▸ SET TASK
Please print the full listing exactly.

****

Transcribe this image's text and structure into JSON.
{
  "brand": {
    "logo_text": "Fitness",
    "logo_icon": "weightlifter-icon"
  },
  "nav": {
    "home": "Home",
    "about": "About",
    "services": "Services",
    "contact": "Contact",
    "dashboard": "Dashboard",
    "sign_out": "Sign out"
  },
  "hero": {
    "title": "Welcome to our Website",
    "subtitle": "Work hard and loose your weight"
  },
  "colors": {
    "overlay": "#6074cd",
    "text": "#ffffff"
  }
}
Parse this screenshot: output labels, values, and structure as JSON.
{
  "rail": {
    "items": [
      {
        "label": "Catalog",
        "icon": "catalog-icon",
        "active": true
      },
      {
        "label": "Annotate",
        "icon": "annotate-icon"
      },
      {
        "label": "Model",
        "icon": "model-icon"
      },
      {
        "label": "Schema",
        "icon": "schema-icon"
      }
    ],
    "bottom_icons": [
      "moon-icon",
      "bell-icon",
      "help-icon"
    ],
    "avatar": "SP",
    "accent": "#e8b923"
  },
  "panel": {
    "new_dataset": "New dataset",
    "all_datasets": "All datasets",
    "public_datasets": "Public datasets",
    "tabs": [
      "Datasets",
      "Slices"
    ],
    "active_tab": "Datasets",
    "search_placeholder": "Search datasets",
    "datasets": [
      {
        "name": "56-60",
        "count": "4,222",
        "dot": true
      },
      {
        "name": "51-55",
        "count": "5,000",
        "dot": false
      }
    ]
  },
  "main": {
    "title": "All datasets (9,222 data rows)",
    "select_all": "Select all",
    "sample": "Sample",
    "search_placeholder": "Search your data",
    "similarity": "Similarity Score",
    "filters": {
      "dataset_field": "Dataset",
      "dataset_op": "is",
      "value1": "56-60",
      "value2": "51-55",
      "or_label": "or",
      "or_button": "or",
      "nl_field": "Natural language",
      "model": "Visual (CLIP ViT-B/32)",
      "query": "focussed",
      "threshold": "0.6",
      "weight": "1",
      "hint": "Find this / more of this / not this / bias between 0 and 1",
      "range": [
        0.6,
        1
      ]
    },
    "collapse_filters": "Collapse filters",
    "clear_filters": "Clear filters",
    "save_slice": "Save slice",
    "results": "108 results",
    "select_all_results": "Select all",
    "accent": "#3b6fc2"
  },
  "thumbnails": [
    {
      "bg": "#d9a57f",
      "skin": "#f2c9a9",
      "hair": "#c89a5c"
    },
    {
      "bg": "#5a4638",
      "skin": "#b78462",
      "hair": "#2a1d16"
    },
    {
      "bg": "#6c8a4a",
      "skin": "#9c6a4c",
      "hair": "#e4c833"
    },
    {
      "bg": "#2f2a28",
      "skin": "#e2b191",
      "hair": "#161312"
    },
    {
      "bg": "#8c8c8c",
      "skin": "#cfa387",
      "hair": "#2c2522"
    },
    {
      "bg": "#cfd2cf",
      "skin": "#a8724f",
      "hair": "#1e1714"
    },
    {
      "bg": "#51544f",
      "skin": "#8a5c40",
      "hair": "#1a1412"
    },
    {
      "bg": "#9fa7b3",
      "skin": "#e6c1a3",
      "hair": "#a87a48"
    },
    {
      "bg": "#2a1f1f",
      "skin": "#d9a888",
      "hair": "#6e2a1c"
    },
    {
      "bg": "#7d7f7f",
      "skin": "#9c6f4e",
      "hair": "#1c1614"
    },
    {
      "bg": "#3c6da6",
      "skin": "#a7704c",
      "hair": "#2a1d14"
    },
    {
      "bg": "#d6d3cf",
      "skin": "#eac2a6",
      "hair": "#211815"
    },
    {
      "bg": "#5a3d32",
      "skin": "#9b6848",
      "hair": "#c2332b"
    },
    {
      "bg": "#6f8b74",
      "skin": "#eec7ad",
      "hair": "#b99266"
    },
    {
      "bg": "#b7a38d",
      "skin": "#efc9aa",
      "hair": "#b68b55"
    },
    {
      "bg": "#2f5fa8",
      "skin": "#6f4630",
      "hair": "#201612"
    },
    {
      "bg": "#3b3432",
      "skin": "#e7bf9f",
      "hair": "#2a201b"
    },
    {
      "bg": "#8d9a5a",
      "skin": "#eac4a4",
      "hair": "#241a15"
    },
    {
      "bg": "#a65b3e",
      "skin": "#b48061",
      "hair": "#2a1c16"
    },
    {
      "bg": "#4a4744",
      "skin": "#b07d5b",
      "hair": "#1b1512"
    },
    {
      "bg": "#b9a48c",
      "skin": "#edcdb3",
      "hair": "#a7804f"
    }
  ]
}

****

▸ FULL ANSWER
Transcribe this image's text and structure into JSON.
{
  "brand": {
    "logo_text": "Fitness",
    "logo_icon": "weightlifter-icon"
  },
  "nav": {
    "home": "Home",
    "about": "About",
    "services": "Services",
    "contact": "Contact",
    "dashboard": "Dashboard",
    "sign_out": "Sign out"
  },
  "hero": {
    "title": "Welcome to our Website",
    "subtitle": "Work hard and loose your weight"
  },
  "colors": {
    "overlay": "#6074cd",
    "text": "#ffffff"
  }
}
Parse this screenshot: output labels, values, and structure as JSON.
{
  "rail": {
    "items": [
      {
        "label": "Catalog",
        "icon": "catalog-icon",
        "active": true
      },
      {
        "label": "Annotate",
        "icon": "annotate-icon"
      },
      {
        "label": "Model",
        "icon": "model-icon"
      },
      {
        "label": "Schema",
        "icon": "schema-icon"
      }
    ],
    "bottom_icons": [
      "moon-icon",
      "bell-icon",
      "help-icon"
    ],
    "avatar": "SP",
    "accent": "#e8b923"
  },
  "panel": {
    "new_dataset": "New dataset",
    "all_datasets": "All datasets",
    "public_datasets": "Public datasets",
    "tabs": [
      "Datasets",
      "Slices"
    ],
    "active_tab": "Datasets",
    "search_placeholder": "Search datasets",
    "datasets": [
      {
        "name": "56-60",
        "count": "4,222",
        "dot": true
      },
      {
        "name": "51-55",
        "count": "5,000",
        "dot": false
      }
    ]
  },
  "main": {
    "title": "All datasets (9,222 data rows)",
    "select_all": "Select all",
    "sample": "Sample",
    "search_placeholder": "Search your data",
    "similarity": "Similarity Score",
    "filters": {
      "dataset_field": "Dataset",
      "dataset_op": "is",
      "value1": "56-60",
      "value2": "51-55",
      "or_label": "or",
      "or_button": "or",
      "nl_field": "Natural language",
      "model": "Visual (CLIP ViT-B/32)",
      "query": "focussed",
      "threshold": "0.6",
      "weight": "1",
      "hint": "Find this / more of this / not this / bias between 0 and 1",
      "range": [
        0.6,
        1
      ]
    },
    "collapse_filters": "Collapse filters",
    "clear_filters": "Clear filters",
    "save_slice": "Save slice",
    "results": "108 results",
    "select_all_results": "Select all",
    "accent": "#3b6fc2"
  },
  "thumbnails": [
    {
      "bg": "#d9a57f",
      "skin": "#f2c9a9",
      "hair": "#c89a5c"
    },
    {
      "bg": "#5a4638",
      "skin": "#b78462",
      "hair": "#2a1d16"
    },
    {
      "bg": "#6c8a4a",
      "skin": "#9c6a4c",
      "hair": "#e4c833"
    },
    {
      "bg": "#2f2a28",
      "skin": "#e2b191",
      "hair": "#161312"
    },
    {
      "bg": "#8c8c8c",
      "skin": "#cfa387",
      "hair": "#2c2522"
    },
    {
      "bg": "#cfd2cf",
      "skin": "#a8724f",
      "hair": "#1e1714"
    },
    {
      "bg": "#51544f",
      "skin": "#8a5c40",
      "hair": "#1a1412"
    },
    {
      "bg": "#9fa7b3",
      "skin": "#e6c1a3",
      "hair": "#a87a48"
    },
    {
      "bg": "#2a1f1f",
      "skin": "#d9a888",
      "hair": "#6e2a1c"
    },
    {
      "bg": "#7d7f7f",
      "skin": "#9c6f4e",
      "hair": "#1c1614"
    },
    {
      "bg": "#3c6da6",
      "skin": "#a7704c",
      "hair": "#2a1d14"
    },
    {
      "bg": "#d6d3cf",
      "skin": "#eac2a6",
      "hair": "#211815"
    },
    {
      "bg": "#5a3d32",
      "skin": "#9b6848",
      "hair": "#c2332b"
    },
    {
      "bg": "#6f8b74",
      "skin": "#eec7ad",
      "hair": "#b99266"
    },
    {
      "bg": "#b7a38d",
      "skin": "#efc9aa",
      "hair": "#b68b55"
    },
    {
      "bg": "#2f5fa8",
      "skin": "#6f4630",
      "hair": "#201612"
    },
    {
      "bg": "#3b3432",
      "skin": "#e7bf9f",
      "hair": "#2a201b"
    },
    {
      "bg": "#8d9a5a",
      "skin": "#eac4a4",
      "hair": "#241a15"
    },
    {
      "bg": "#a65b3e",
      "skin": "#b48061",
      "hair": "#2a1c16"
    },
    {
      "bg": "#4a4744",
      "skin": "#b07d5b",
      "hair": "#1b1512"
    },
    {
      "bg": "#b9a48c",
      "skin": "#edcdb3",
      "hair": "#a7804f"
    }
  ]
}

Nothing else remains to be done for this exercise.